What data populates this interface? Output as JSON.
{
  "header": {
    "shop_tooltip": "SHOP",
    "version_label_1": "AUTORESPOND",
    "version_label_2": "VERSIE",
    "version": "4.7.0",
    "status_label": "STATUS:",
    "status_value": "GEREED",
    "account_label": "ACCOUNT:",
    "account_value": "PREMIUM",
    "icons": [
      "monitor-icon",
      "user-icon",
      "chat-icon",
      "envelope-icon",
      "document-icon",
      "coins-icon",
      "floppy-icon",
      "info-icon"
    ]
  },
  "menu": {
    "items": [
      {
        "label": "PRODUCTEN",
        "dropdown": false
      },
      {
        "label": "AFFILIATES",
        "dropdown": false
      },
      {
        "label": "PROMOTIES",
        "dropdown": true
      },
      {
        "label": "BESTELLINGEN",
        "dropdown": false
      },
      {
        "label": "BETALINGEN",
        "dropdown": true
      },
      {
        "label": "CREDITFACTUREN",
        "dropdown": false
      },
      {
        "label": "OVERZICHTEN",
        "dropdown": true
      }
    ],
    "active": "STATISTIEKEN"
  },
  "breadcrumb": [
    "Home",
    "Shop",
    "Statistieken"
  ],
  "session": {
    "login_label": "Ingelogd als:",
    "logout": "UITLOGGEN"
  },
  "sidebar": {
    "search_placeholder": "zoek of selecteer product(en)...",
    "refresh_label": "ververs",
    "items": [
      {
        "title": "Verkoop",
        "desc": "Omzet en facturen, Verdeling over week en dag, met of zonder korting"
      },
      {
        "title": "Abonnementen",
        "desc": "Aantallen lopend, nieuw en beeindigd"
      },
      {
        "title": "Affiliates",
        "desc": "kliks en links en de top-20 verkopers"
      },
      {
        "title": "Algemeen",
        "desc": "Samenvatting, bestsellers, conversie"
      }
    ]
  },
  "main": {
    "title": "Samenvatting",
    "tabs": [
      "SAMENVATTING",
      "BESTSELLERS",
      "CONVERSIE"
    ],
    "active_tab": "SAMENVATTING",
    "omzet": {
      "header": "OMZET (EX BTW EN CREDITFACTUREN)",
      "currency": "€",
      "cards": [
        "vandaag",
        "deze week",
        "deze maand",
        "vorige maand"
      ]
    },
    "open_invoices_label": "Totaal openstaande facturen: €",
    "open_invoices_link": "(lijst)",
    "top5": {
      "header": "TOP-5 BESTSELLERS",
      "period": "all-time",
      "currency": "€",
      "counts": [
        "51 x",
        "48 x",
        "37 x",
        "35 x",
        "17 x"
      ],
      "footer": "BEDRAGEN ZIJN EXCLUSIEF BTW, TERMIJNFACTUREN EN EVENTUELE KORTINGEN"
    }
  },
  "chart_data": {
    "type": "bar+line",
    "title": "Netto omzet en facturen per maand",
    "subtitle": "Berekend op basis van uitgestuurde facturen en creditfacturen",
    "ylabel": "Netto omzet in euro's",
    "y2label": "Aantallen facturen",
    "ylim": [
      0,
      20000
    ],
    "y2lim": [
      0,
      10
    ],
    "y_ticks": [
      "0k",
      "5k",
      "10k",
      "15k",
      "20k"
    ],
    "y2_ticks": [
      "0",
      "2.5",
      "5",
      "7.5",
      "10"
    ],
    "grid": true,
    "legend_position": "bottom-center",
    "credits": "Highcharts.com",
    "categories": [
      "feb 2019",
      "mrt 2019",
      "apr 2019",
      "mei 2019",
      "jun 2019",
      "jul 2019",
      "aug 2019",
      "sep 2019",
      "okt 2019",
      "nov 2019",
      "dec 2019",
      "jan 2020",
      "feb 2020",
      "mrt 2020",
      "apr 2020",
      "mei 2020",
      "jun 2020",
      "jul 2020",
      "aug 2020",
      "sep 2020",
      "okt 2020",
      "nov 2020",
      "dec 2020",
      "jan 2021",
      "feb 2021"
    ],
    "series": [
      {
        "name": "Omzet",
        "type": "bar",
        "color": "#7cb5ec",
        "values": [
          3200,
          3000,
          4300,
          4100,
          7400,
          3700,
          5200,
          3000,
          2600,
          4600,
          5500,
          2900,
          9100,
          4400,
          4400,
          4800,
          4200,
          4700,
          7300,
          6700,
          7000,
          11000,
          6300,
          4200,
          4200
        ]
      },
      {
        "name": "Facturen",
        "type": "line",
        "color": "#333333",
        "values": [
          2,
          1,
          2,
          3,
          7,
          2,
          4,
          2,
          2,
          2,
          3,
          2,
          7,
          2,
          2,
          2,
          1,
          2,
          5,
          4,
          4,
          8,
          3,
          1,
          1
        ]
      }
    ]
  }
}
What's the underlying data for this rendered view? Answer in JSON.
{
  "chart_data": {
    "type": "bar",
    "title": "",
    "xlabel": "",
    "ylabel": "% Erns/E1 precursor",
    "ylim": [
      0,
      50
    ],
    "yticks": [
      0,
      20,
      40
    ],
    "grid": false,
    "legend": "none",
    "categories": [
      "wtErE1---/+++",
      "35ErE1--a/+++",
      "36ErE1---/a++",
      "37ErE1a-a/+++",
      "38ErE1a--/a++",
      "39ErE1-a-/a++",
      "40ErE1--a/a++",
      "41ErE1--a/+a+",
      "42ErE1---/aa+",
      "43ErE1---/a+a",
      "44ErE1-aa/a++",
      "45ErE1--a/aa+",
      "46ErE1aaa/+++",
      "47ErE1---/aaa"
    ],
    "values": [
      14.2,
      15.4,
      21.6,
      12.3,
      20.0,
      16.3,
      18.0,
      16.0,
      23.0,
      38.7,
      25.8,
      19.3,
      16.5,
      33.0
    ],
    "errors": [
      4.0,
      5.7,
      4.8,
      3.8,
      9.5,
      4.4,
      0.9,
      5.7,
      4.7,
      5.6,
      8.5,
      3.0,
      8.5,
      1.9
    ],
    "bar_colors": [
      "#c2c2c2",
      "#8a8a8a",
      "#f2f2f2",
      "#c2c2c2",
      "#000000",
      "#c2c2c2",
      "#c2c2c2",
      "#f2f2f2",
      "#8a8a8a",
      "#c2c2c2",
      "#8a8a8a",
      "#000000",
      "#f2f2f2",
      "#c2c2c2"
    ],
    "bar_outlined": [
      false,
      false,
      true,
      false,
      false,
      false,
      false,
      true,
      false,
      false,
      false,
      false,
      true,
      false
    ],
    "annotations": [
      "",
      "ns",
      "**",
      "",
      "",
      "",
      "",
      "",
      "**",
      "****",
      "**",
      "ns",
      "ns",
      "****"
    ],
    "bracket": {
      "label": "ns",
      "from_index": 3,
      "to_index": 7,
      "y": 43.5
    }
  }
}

EXERCISE DETAILS
Check each line of the records above for "Aantallen", and copy those that have it.

OUTPUT BELOW
        "desc": "Aantallen lopend, nieuw en beeindigd"
    "y2label": "Aantallen facturen",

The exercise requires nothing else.